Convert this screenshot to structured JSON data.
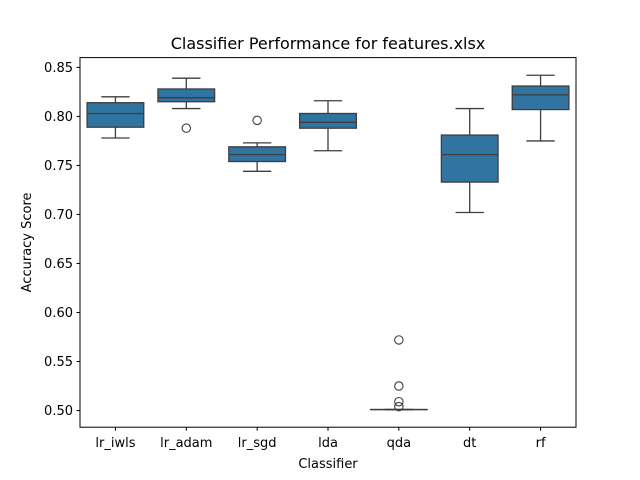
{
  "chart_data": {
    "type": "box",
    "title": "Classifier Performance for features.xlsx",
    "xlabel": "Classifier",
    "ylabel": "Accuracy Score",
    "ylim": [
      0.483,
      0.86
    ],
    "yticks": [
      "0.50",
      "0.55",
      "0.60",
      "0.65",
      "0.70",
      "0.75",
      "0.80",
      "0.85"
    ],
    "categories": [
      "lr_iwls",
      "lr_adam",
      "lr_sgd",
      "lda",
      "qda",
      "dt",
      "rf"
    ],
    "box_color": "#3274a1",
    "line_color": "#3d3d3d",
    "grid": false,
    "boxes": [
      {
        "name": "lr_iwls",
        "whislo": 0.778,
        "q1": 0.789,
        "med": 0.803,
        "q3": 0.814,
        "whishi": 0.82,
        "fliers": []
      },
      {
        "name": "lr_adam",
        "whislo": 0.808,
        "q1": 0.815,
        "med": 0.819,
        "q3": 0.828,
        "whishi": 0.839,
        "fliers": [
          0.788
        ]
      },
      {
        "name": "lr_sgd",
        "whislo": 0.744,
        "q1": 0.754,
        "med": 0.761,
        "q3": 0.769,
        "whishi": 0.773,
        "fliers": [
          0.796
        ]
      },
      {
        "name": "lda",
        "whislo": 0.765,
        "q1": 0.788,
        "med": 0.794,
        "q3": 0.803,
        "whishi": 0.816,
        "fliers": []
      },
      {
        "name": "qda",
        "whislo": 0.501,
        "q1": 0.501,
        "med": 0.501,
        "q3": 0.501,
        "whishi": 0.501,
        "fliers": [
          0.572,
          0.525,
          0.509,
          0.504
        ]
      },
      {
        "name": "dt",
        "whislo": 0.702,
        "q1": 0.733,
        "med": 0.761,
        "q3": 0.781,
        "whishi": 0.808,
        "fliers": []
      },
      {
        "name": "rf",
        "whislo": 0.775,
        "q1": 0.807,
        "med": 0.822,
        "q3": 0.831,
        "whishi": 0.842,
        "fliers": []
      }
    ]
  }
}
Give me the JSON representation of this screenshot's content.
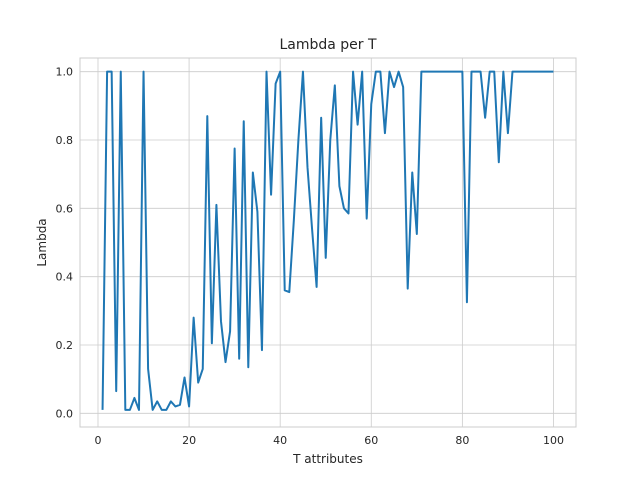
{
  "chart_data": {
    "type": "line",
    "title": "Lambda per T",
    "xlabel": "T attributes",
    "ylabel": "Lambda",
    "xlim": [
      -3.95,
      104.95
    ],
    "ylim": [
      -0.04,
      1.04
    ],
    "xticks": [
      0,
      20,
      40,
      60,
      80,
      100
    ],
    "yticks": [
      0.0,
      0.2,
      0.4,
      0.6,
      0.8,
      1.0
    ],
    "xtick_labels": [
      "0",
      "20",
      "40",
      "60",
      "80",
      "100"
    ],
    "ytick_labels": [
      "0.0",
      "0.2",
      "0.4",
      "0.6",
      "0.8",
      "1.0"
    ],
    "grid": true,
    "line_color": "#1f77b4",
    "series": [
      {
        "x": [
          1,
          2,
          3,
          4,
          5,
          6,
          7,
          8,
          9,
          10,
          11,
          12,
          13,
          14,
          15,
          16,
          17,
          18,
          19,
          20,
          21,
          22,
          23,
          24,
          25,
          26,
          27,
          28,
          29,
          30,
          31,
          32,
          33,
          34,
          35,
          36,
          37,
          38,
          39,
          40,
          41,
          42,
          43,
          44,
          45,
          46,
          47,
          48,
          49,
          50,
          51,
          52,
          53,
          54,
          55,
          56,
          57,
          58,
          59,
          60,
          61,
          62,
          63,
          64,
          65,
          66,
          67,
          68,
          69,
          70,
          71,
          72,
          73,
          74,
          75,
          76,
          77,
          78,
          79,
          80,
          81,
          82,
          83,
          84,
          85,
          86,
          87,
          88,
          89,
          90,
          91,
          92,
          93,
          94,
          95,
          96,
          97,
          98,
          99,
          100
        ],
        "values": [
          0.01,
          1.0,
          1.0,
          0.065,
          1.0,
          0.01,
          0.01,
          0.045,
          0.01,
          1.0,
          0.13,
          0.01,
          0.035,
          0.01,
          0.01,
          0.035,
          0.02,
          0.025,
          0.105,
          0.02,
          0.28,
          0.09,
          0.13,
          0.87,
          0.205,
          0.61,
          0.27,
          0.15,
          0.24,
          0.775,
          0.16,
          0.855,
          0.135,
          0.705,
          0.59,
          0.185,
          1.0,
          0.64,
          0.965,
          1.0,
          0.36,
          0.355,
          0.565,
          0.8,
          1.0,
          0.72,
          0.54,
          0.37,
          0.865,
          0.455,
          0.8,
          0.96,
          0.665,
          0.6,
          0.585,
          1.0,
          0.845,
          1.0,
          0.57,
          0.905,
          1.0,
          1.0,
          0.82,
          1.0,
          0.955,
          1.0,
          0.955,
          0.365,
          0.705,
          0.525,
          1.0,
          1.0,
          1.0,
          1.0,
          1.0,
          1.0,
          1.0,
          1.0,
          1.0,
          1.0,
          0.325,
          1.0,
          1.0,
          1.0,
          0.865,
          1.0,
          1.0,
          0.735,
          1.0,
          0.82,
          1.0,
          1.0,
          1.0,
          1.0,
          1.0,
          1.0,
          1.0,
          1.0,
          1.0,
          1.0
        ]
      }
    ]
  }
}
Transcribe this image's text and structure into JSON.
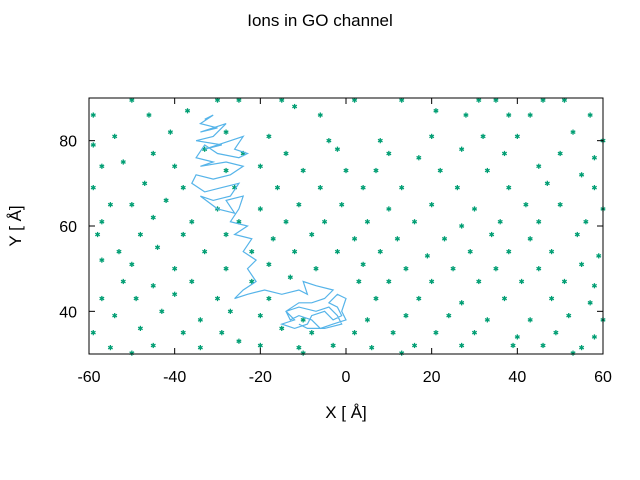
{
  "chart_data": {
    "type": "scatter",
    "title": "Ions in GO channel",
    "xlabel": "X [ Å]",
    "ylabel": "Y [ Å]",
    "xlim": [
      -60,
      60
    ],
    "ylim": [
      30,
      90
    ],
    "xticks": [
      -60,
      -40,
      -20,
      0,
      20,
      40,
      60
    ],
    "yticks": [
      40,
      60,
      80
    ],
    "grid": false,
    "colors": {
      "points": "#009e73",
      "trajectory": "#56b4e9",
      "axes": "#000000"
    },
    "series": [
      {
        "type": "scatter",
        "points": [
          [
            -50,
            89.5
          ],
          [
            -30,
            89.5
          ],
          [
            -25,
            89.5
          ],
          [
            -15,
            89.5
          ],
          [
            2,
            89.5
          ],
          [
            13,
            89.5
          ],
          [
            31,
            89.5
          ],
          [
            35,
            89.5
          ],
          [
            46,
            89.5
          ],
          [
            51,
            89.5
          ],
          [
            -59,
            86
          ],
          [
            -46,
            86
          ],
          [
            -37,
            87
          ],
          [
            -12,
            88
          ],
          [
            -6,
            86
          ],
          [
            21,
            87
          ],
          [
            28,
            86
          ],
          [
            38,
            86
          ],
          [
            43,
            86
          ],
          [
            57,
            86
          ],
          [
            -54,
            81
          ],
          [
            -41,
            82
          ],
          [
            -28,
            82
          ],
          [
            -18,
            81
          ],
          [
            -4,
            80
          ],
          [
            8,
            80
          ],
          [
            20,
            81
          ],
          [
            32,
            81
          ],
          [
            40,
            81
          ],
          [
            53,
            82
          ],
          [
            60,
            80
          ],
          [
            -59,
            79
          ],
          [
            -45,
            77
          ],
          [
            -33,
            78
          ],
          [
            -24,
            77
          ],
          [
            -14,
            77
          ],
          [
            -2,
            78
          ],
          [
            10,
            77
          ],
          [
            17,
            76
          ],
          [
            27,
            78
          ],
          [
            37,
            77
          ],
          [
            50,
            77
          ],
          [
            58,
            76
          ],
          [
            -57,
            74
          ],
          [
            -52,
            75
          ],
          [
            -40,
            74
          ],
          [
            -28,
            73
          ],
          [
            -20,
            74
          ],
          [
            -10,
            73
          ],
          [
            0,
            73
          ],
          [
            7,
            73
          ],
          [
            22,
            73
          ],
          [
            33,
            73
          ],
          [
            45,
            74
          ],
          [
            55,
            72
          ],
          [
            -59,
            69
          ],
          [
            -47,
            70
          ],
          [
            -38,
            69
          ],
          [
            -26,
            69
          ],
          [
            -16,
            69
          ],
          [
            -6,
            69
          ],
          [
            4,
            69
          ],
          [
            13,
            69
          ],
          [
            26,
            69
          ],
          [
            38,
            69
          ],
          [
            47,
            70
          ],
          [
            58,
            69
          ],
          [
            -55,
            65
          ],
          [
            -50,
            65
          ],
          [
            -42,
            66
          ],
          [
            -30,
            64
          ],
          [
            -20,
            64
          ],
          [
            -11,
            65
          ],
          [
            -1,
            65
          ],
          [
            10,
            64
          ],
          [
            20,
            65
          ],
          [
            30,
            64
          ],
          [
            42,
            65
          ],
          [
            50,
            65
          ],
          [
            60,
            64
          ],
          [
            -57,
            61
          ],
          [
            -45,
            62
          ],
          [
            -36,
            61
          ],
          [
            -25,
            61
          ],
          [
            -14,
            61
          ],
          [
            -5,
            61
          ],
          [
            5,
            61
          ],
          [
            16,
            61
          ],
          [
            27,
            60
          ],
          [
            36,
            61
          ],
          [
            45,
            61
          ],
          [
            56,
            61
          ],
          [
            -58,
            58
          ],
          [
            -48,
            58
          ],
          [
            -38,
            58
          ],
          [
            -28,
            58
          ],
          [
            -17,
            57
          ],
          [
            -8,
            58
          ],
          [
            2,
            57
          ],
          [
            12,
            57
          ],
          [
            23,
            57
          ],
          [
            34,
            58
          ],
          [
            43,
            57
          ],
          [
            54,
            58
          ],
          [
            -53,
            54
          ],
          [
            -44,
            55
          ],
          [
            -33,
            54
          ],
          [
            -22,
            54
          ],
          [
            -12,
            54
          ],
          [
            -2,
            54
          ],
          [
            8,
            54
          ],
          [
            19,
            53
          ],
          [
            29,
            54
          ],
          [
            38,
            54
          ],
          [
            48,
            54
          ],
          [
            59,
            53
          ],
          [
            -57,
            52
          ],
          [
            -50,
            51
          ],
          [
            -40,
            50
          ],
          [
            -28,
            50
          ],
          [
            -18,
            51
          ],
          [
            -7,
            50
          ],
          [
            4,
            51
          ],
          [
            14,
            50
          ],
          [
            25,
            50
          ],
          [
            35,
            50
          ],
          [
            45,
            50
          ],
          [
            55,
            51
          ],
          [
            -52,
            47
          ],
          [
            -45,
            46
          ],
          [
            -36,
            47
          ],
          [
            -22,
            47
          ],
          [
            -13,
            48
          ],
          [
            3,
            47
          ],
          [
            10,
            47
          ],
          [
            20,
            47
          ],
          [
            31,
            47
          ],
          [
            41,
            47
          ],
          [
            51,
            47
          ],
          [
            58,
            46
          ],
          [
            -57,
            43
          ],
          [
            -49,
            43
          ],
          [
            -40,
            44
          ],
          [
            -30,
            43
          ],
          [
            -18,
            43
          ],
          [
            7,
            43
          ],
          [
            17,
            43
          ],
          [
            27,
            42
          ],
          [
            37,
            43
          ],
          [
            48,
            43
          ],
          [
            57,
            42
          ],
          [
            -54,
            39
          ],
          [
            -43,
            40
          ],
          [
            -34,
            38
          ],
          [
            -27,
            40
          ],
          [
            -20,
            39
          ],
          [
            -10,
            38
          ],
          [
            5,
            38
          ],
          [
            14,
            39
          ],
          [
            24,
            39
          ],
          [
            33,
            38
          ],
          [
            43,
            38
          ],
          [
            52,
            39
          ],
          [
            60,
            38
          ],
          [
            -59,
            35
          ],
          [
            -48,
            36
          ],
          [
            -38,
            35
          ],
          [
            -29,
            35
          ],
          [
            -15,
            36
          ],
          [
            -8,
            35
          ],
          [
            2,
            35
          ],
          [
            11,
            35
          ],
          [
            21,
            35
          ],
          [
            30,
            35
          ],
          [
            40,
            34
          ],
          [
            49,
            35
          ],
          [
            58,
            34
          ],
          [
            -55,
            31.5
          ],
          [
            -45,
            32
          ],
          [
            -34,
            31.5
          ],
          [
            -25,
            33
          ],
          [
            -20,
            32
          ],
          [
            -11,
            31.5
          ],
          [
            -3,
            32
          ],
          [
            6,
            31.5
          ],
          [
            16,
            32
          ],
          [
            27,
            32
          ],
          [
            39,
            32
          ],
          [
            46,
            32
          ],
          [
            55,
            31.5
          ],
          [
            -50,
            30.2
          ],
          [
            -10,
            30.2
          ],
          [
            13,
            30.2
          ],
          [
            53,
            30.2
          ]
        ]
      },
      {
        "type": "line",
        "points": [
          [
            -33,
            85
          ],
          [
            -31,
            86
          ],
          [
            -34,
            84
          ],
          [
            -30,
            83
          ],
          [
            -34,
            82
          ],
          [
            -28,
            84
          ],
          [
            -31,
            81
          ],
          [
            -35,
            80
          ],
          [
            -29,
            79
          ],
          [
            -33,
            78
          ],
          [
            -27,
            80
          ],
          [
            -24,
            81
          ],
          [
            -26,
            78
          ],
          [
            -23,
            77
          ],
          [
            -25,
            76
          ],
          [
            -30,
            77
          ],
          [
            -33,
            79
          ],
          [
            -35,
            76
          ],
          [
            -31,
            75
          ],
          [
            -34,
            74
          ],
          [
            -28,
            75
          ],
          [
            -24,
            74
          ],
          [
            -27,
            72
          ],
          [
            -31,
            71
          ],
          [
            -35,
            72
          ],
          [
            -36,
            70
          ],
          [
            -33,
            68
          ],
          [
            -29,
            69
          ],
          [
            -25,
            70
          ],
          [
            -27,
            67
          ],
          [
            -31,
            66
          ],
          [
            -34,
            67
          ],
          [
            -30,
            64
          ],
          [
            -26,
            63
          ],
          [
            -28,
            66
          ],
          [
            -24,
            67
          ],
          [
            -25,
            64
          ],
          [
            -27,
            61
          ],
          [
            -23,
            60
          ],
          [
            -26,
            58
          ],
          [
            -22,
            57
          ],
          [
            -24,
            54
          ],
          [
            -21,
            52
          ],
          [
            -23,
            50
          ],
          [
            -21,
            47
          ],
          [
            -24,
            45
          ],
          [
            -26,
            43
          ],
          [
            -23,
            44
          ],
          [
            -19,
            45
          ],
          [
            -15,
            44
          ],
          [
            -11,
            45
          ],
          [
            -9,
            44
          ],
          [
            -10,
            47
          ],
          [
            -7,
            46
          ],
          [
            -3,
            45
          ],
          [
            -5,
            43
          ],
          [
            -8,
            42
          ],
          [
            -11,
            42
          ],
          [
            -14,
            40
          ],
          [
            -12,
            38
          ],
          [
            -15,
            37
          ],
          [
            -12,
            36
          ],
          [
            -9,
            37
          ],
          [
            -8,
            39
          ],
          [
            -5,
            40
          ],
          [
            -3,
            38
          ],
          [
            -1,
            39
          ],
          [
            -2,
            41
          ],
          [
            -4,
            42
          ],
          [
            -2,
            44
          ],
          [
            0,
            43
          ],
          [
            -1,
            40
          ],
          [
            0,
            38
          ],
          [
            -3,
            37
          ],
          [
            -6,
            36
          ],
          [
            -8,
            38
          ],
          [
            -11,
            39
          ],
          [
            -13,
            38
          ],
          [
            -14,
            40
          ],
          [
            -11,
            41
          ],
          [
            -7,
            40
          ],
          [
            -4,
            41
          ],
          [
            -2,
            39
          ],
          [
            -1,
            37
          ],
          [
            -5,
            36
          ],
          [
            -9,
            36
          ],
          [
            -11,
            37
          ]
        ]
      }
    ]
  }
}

────

WRITTEN EXERCISE>
From the data above, work out how many lines hold "this". Answer with the number alone.

REPLY TO THE EXERCISE>
3